[Aufgabe]
Gib einen Teil des Textausschnitts über Kadıköy wieder und benenne darin "Stadtteilentwicklung" in "Quartiersentwicklung" um. Beginne bei den Worten "Das TAK, in" und höre nach den Worten "mit dem Strukturwandel entstehen." auf.

--- Textausschnitt ---

Zu den Sehenswürdigkeiten gehört auch das Don Kişot Solidarity House. Eigentlich kaum mehr als ein Rohbau mit bemalter Fassade, ist es in Kadıköy zum Symbol für die Gezi-Bewegung geworden. Im Sommer 2013, als sich auf dem Taksim-Platz auf der europäischen Seite Demonstranten und Wasserwerfer gegenüberstanden, besetzten Aktivisten das Gebäude. Sie durften bleiben. Weil nicht klar ist, wem das Haus eigentlich gehört - ein komplizierter Rechtsstreit zieht sich seit vielen Jahren hin. Aber auch, weil die Bezirksverwaltung von Kadıköy, seit Urzeiten in den Händen der säkular-kemalistischen CHP, das Don Kişot duldet.

Das TAK, in dem Onur Atay arbeitet, wird sogar von der Stadt mitfinanziert: Sie zahlt die Betriebskosten für das Gebäude und Gehälter für fünf Mitarbeiter. Ein privater Träger übernimmt die übrigen Kosten. Atay beschreibt TAK als eine Plattform, die jeder nutzen kann, der sich in die Stadtteilentwicklung einbringen will. "Wir wollen hier Projekte ermöglichen, die das Viertel lebenswerter machen", sagt er, gemeint ist vor allem: die das Alte mit dem Neuen versöhnen. Das kann eine Gruppe von Frauen sein, die T-Shirts bedrucken will, ein Straßenfest, eine Ausstellung. Das TAK will Menschen zusammenbringen - und so helfen, die Konflikte abzufedern, die mit dem Strukturwandel entstehen.

Manchmal ist dazu ein großer Stuhlkreis nötig. Als es Streit gab zwischen Gastronomen und Anwohnern, die sich über Lärm und nächtliche Randale beschwerten, lud TAK zu einem Treffen ein. Es gibt Fotos davon: Wirte, Studenten, Anwohner, auch ein paar alte Frauen mit Kopftuch, sie alle sitzen im Kreis. "Die Regel war: Jeder darf seinen Standpunkt erklären, und wenn einer redet, müssen die anderen zuhören", sagt Atay. Am Ende dieses Prozesses standen ein paar praktische Beschlüsse wie etwa das Aufstellen von Straßenlaternen und Hinweisschildern. "Aber das Wichtigste war, dass alle mal miteinander reden konnten", sagt Atay.

--- Einträge ---

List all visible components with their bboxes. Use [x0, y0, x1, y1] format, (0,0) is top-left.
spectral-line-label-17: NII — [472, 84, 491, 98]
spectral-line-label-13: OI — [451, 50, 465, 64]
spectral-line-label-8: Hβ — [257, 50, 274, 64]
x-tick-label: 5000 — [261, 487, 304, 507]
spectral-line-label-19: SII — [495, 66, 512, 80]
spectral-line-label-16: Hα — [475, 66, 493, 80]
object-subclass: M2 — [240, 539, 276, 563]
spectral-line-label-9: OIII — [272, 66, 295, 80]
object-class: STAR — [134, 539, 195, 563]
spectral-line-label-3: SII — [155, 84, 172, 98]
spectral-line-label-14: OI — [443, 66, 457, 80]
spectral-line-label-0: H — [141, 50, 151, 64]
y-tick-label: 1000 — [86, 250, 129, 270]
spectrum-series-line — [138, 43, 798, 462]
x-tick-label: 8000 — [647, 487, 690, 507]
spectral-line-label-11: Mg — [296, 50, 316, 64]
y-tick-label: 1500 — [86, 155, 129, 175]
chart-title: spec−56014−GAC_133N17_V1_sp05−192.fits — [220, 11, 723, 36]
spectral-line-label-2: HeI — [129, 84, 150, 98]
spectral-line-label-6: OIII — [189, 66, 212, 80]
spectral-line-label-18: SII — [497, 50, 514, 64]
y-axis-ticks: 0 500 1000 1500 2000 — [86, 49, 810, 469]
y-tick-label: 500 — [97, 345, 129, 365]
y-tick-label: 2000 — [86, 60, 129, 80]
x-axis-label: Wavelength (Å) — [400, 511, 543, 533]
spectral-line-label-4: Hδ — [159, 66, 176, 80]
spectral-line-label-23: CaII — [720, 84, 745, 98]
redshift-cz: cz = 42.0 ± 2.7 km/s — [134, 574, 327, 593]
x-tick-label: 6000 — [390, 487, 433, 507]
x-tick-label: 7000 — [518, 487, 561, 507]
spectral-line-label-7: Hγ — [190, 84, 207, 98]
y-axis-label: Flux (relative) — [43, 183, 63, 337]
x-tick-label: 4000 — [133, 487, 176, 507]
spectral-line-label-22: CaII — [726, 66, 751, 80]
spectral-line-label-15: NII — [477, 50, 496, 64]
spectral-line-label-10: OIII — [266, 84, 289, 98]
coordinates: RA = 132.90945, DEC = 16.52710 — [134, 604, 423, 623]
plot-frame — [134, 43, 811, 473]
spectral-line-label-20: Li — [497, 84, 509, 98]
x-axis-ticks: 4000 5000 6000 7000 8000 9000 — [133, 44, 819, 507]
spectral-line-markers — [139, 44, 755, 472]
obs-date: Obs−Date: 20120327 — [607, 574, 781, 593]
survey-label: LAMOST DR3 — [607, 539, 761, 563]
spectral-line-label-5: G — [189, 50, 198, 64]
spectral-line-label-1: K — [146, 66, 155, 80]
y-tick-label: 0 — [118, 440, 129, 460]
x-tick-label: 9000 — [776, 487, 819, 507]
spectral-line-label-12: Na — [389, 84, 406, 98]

---
--- Einträge ---

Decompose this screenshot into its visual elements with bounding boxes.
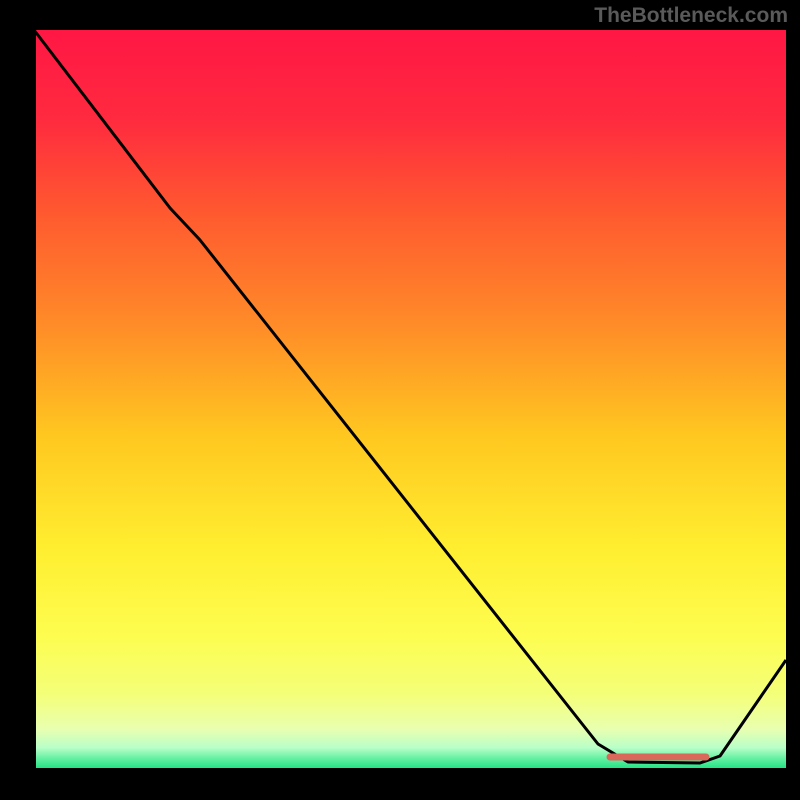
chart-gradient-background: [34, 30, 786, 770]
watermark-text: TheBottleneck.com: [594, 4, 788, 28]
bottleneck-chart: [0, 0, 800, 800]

---
--- Einträge ---

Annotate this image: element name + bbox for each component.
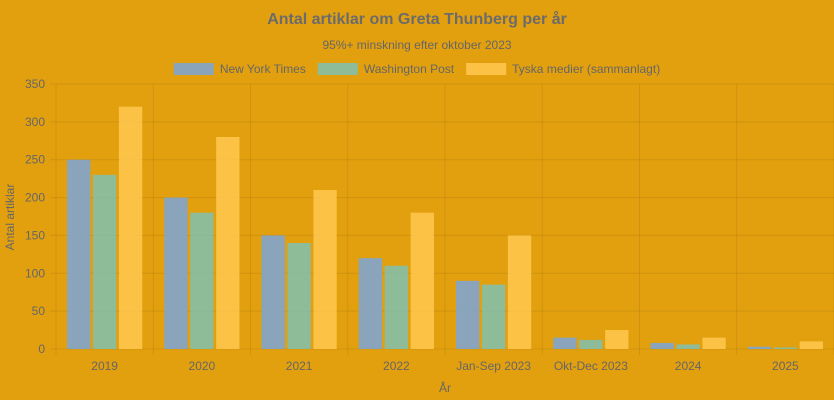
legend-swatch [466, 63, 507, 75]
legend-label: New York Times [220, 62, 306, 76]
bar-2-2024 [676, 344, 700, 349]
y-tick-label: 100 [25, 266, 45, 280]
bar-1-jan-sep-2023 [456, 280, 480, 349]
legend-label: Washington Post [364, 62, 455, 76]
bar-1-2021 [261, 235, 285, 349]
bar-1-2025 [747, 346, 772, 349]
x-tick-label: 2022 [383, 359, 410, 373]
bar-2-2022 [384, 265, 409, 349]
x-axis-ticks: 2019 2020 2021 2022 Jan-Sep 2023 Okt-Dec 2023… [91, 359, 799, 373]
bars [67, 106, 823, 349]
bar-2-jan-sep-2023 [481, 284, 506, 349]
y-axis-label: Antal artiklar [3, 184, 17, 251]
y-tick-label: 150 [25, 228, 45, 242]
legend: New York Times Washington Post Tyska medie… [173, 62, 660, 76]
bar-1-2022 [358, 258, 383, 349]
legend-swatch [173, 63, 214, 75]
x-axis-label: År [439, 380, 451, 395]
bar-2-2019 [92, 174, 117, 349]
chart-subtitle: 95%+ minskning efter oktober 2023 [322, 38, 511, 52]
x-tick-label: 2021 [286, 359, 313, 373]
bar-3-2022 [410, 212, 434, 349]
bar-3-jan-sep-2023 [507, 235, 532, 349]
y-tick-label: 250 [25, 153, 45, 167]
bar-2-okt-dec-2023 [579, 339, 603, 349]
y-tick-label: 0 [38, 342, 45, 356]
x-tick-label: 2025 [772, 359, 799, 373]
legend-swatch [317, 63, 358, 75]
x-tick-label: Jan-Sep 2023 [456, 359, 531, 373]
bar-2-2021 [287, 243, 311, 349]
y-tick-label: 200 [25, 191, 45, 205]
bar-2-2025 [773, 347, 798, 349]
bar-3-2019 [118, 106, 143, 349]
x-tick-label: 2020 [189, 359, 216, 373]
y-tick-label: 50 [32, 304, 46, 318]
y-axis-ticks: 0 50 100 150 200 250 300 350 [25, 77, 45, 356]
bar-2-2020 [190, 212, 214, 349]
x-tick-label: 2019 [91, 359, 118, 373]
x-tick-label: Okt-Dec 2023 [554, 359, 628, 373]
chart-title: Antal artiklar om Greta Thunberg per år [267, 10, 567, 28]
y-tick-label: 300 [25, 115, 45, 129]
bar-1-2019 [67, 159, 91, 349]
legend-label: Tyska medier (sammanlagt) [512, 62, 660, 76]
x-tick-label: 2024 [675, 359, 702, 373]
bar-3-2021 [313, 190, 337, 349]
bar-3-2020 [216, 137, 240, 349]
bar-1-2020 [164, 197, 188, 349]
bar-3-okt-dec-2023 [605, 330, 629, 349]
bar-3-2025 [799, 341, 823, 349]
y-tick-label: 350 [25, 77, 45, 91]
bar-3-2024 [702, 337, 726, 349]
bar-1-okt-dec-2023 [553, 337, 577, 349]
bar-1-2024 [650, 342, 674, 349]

---

[Richtige Antwort]
Das TAK, in dem Onur Atay arbeitet, wird sogar von der Stadt mitfinanziert: Sie zahlt die Betriebskosten für das Gebäude und Gehälter für fünf Mitarbeiter. Ein privater Träger übernimmt die übrigen Kosten. Atay beschreibt TAK als eine Plattform, die jeder nutzen kann, der sich in die Quartiersentwicklung einbringen will. "Wir wollen hier Projekte ermöglichen, die das Viertel lebenswerter machen", sagt er, gemeint ist vor allem: die das Alte mit dem Neuen versöhnen. Das kann eine Gruppe von Frauen sein, die T-Shirts bedrucken will, ein Straßenfest, eine Ausstellung. Das TAK will Menschen zusammenbringen - und so helfen, die Konflikte abzufedern, die mit dem Strukturwandel entstehen.